(Collected data entries)
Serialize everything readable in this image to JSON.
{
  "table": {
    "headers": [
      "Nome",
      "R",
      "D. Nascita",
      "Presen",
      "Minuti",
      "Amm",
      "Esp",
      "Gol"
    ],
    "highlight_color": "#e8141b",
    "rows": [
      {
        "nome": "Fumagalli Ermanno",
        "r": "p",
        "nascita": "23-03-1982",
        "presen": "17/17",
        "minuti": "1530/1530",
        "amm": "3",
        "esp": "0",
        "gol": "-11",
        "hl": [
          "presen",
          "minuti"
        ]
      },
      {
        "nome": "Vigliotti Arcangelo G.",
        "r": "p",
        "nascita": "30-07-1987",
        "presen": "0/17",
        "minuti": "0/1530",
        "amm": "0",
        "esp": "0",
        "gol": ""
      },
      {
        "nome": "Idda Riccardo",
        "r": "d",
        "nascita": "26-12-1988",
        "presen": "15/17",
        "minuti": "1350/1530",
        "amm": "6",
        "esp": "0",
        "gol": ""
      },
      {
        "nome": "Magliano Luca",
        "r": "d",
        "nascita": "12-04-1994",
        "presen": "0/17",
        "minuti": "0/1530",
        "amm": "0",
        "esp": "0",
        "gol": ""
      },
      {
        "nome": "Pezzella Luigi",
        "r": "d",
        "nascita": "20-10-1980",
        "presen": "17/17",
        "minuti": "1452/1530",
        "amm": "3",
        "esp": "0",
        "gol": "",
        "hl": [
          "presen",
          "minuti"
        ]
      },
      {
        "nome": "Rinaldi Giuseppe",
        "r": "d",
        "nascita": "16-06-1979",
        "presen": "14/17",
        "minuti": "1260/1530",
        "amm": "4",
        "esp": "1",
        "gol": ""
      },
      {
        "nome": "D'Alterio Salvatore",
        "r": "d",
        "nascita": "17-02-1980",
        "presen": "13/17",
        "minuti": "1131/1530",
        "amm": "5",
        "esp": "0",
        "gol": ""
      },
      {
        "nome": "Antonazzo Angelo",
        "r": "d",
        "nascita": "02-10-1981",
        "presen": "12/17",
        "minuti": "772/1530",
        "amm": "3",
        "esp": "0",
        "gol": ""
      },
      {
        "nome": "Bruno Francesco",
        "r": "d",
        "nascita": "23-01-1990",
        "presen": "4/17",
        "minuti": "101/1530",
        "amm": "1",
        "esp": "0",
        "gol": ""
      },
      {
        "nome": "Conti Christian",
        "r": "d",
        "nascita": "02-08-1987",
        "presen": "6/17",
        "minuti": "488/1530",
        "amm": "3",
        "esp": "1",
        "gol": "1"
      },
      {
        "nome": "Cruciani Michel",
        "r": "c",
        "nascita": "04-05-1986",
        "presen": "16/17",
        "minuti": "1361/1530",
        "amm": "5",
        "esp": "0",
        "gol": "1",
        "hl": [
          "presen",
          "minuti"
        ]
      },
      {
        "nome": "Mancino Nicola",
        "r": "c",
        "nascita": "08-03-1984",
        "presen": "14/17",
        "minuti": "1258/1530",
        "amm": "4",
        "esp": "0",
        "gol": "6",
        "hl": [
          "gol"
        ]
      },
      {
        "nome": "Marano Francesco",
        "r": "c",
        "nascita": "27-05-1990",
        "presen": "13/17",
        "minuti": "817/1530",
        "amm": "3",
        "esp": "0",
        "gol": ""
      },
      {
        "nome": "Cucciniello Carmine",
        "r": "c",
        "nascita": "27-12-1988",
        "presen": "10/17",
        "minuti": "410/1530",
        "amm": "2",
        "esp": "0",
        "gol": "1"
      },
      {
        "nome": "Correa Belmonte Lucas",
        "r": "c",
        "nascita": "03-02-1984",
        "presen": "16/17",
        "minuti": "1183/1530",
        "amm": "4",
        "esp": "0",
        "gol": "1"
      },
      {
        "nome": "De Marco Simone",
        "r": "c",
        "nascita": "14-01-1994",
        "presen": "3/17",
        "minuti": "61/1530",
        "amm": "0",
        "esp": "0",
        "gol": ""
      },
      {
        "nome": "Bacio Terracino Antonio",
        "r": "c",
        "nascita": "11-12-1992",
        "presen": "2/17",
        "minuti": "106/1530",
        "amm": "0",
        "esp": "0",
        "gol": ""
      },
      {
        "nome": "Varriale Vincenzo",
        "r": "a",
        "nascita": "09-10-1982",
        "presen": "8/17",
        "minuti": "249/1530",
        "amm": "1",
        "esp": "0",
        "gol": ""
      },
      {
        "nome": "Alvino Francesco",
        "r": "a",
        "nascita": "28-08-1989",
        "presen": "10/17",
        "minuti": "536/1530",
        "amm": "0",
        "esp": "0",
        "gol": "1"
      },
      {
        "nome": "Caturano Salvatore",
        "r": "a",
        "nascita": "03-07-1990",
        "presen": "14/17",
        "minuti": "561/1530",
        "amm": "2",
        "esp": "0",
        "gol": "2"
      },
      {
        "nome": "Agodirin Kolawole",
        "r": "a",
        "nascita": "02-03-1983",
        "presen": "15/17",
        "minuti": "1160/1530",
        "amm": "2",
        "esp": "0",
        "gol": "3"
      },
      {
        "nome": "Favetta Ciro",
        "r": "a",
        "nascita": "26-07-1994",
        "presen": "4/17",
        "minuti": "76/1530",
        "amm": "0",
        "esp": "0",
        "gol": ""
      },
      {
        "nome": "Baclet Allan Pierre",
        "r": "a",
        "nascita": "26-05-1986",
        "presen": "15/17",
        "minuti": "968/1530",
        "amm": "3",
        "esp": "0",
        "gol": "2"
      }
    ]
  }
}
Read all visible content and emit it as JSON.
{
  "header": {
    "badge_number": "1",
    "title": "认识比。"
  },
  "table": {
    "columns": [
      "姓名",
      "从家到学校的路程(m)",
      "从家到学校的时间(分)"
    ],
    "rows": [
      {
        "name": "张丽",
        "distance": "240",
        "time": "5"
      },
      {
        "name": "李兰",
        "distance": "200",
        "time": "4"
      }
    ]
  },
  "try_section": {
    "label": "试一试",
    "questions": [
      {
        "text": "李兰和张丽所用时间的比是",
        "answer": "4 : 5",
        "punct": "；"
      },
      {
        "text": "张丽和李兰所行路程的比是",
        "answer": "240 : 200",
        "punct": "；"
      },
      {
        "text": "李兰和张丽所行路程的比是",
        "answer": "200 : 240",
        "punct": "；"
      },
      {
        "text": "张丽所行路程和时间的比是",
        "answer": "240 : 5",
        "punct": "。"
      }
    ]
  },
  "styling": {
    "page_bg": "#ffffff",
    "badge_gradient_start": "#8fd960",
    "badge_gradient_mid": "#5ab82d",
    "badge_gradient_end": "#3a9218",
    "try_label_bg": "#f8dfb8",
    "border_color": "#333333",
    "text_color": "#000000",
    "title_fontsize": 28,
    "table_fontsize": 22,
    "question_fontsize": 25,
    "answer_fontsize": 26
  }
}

## GOAL
Restate all of the entries above precisely.

## SOLUTION TO THE EXERCISE
Serialize everything readable in this image to JSON.
{
  "table": {
    "headers": [
      "Nome",
      "R",
      "D. Nascita",
      "Presen",
      "Minuti",
      "Amm",
      "Esp",
      "Gol"
    ],
    "highlight_color": "#e8141b",
    "rows": [
      {
        "nome": "Fumagalli Ermanno",
        "r": "p",
        "nascita": "23-03-1982",
        "presen": "17/17",
        "minuti": "1530/1530",
        "amm": "3",
        "esp": "0",
        "gol": "-11",
        "hl": [
          "presen",
          "minuti"
        ]
      },
      {
        "nome": "Vigliotti Arcangelo G.",
        "r": "p",
        "nascita": "30-07-1987",
        "presen": "0/17",
        "minuti": "0/1530",
        "amm": "0",
        "esp": "0",
        "gol": ""
      },
      {
        "nome": "Idda Riccardo",
        "r": "d",
        "nascita": "26-12-1988",
        "presen": "15/17",
        "minuti": "1350/1530",
        "amm": "6",
        "esp": "0",
        "gol": ""
      },
      {
        "nome": "Magliano Luca",
        "r": "d",
        "nascita": "12-04-1994",
        "presen": "0/17",
        "minuti": "0/1530",
        "amm": "0",
        "esp": "0",
        "gol": ""
      },
      {
        "nome": "Pezzella Luigi",
        "r": "d",
        "nascita": "20-10-1980",
        "presen": "17/17",
        "minuti": "1452/1530",
        "amm": "3",
        "esp": "0",
        "gol": "",
        "hl": [
          "presen",
          "minuti"
        ]
      },
      {
        "nome": "Rinaldi Giuseppe",
        "r": "d",
        "nascita": "16-06-1979",
        "presen": "14/17",
        "minuti": "1260/1530",
        "amm": "4",
        "esp": "1",
        "gol": ""
      },
      {
        "nome": "D'Alterio Salvatore",
        "r": "d",
        "nascita": "17-02-1980",
        "presen": "13/17",
        "minuti": "1131/1530",
        "amm": "5",
        "esp": "0",
        "gol": ""
      },
      {
        "nome": "Antonazzo Angelo",
        "r": "d",
        "nascita": "02-10-1981",
        "presen": "12/17",
        "minuti": "772/1530",
        "amm": "3",
        "esp": "0",
        "gol": ""
      },
      {
        "nome": "Bruno Francesco",
        "r": "d",
        "nascita": "23-01-1990",
        "presen": "4/17",
        "minuti": "101/1530",
        "amm": "1",
        "esp": "0",
        "gol": ""
      },
      {
        "nome": "Conti Christian",
        "r": "d",
        "nascita": "02-08-1987",
        "presen": "6/17",
        "minuti": "488/1530",
        "amm": "3",
        "esp": "1",
        "gol": "1"
      },
      {
        "nome": "Cruciani Michel",
        "r": "c",
        "nascita": "04-05-1986",
        "presen": "16/17",
        "minuti": "1361/1530",
        "amm": "5",
        "esp": "0",
        "gol": "1",
        "hl": [
          "presen",
          "minuti"
        ]
      },
      {
        "nome": "Mancino Nicola",
        "r": "c",
        "nascita": "08-03-1984",
        "presen": "14/17",
        "minuti": "1258/1530",
        "amm": "4",
        "esp": "0",
        "gol": "6",
        "hl": [
          "gol"
        ]
      },
      {
        "nome": "Marano Francesco",
        "r": "c",
        "nascita": "27-05-1990",
        "presen": "13/17",
        "minuti": "817/1530",
        "amm": "3",
        "esp": "0",
        "gol": ""
      },
      {
        "nome": "Cucciniello Carmine",
        "r": "c",
        "nascita": "27-12-1988",
        "presen": "10/17",
        "minuti": "410/1530",
        "amm": "2",
        "esp": "0",
        "gol": "1"
      },
      {
        "nome": "Correa Belmonte Lucas",
        "r": "c",
        "nascita": "03-02-1984",
        "presen": "16/17",
        "minuti": "1183/1530",
        "amm": "4",
        "esp": "0",
        "gol": "1"
      },
      {
        "nome": "De Marco Simone",
        "r": "c",
        "nascita": "14-01-1994",
        "presen": "3/17",
        "minuti": "61/1530",
        "amm": "0",
        "esp": "0",
        "gol": ""
      },
      {
        "nome": "Bacio Terracino Antonio",
        "r": "c",
        "nascita": "11-12-1992",
        "presen": "2/17",
        "minuti": "106/1530",
        "amm": "0",
        "esp": "0",
        "gol": ""
      },
      {
        "nome": "Varriale Vincenzo",
        "r": "a",
        "nascita": "09-10-1982",
        "presen": "8/17",
        "minuti": "249/1530",
        "amm": "1",
        "esp": "0",
        "gol": ""
      },
      {
        "nome": "Alvino Francesco",
        "r": "a",
        "nascita": "28-08-1989",
        "presen": "10/17",
        "minuti": "536/1530",
        "amm": "0",
        "esp": "0",
        "gol": "1"
      },
      {
        "nome": "Caturano Salvatore",
        "r": "a",
        "nascita": "03-07-1990",
        "presen": "14/17",
        "minuti": "561/1530",
        "amm": "2",
        "esp": "0",
        "gol": "2"
      },
      {
        "nome": "Agodirin Kolawole",
        "r": "a",
        "nascita": "02-03-1983",
        "presen": "15/17",
        "minuti": "1160/1530",
        "amm": "2",
        "esp": "0",
        "gol": "3"
      },
      {
        "nome": "Favetta Ciro",
        "r": "a",
        "nascita": "26-07-1994",
        "presen": "4/17",
        "minuti": "76/1530",
        "amm": "0",
        "esp": "0",
        "gol": ""
      },
      {
        "nome": "Baclet Allan Pierre",
        "r": "a",
        "nascita": "26-05-1986",
        "presen": "15/17",
        "minuti": "968/1530",
        "amm": "3",
        "esp": "0",
        "gol": "2"
      }
    ]
  }
}
Read all visible content and emit it as JSON.
{
  "header": {
    "badge_number": "1",
    "title": "认识比。"
  },
  "table": {
    "columns": [
      "姓名",
      "从家到学校的路程(m)",
      "从家到学校的时间(分)"
    ],
    "rows": [
      {
        "name": "张丽",
        "distance": "240",
        "time": "5"
      },
      {
        "name": "李兰",
        "distance": "200",
        "time": "4"
      }
    ]
  },
  "try_section": {
    "label": "试一试",
    "questions": [
      {
        "text": "李兰和张丽所用时间的比是",
        "answer": "4 : 5",
        "punct": "；"
      },
      {
        "text": "张丽和李兰所行路程的比是",
        "answer": "240 : 200",
        "punct": "；"
      },
      {
        "text": "李兰和张丽所行路程的比是",
        "answer": "200 : 240",
        "punct": "；"
      },
      {
        "text": "张丽所行路程和时间的比是",
        "answer": "240 : 5",
        "punct": "。"
      }
    ]
  },
  "styling": {
    "page_bg": "#ffffff",
    "badge_gradient_start": "#8fd960",
    "badge_gradient_mid": "#5ab82d",
    "badge_gradient_end": "#3a9218",
    "try_label_bg": "#f8dfb8",
    "border_color": "#333333",
    "text_color": "#000000",
    "title_fontsize": 28,
    "table_fontsize": 22,
    "question_fontsize": 25,
    "answer_fontsize": 26
  }
}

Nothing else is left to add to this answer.